_Your task_
Could you write out every entry exactly as it stands?

Records from a data source:
↓

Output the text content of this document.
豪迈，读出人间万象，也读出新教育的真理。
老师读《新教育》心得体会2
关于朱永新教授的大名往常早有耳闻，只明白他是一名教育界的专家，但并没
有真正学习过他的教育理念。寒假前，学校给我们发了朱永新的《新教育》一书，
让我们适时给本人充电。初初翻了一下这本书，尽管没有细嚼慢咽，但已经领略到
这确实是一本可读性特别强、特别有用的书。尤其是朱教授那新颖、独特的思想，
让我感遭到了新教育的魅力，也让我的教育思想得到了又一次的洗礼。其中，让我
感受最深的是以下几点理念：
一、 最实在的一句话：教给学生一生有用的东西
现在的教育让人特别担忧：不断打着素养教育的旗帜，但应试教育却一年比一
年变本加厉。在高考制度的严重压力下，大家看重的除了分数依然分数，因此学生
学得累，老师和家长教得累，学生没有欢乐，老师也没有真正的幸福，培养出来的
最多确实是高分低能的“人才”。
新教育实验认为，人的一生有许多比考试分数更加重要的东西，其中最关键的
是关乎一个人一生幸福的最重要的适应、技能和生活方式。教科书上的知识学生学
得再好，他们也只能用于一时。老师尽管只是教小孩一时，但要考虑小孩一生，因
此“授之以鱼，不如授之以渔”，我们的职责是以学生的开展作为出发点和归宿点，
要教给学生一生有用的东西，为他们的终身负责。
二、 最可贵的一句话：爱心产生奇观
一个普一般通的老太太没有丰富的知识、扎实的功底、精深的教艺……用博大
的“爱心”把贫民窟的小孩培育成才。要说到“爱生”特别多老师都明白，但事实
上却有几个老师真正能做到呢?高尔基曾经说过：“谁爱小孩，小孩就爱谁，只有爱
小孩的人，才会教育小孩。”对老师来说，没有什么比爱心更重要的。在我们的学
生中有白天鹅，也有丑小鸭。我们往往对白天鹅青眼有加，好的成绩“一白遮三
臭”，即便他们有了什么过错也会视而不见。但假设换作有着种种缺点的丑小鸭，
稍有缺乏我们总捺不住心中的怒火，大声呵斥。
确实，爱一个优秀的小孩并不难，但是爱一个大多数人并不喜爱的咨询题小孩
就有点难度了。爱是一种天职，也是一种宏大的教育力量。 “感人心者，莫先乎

↑

_Expected answer_
Output the text content of this document.
豪迈，读出人间万象，也读出新教育的真理。
老师读《新教育》心得体会2
关于朱永新教授的大名往常早有耳闻，只明白他是一名教育界的专家，但并没
有真正学习过他的教育理念。寒假前，学校给我们发了朱永新的《新教育》一书，
让我们适时给本人充电。初初翻了一下这本书，尽管没有细嚼慢咽，但已经领略到
这确实是一本可读性特别强、特别有用的书。尤其是朱教授那新颖、独特的思想，
让我感遭到了新教育的魅力，也让我的教育思想得到了又一次的洗礼。其中，让我
感受最深的是以下几点理念：
一、 最实在的一句话：教给学生一生有用的东西
现在的教育让人特别担忧：不断打着素养教育的旗帜，但应试教育却一年比一
年变本加厉。在高考制度的严重压力下，大家看重的除了分数依然分数，因此学生
学得累，老师和家长教得累，学生没有欢乐，老师也没有真正的幸福，培养出来的
最多确实是高分低能的“人才”。
新教育实验认为，人的一生有许多比考试分数更加重要的东西，其中最关键的
是关乎一个人一生幸福的最重要的适应、技能和生活方式。教科书上的知识学生学
得再好，他们也只能用于一时。老师尽管只是教小孩一时，但要考虑小孩一生，因
此“授之以鱼，不如授之以渔”，我们的职责是以学生的开展作为出发点和归宿点，
要教给学生一生有用的东西，为他们的终身负责。
二、 最可贵的一句话：爱心产生奇观
一个普一般通的老太太没有丰富的知识、扎实的功底、精深的教艺……用博大
的“爱心”把贫民窟的小孩培育成才。要说到“爱生”特别多老师都明白，但事实
上却有几个老师真正能做到呢?高尔基曾经说过：“谁爱小孩，小孩就爱谁，只有爱
小孩的人，才会教育小孩。”对老师来说，没有什么比爱心更重要的。在我们的学
生中有白天鹅，也有丑小鸭。我们往往对白天鹅青眼有加，好的成绩“一白遮三
臭”，即便他们有了什么过错也会视而不见。但假设换作有着种种缺点的丑小鸭，
稍有缺乏我们总捺不住心中的怒火，大声呵斥。
确实，爱一个优秀的小孩并不难，但是爱一个大多数人并不喜爱的咨询题小孩
就有点难度了。爱是一种天职，也是一种宏大的教育力量。 “感人心者，莫先乎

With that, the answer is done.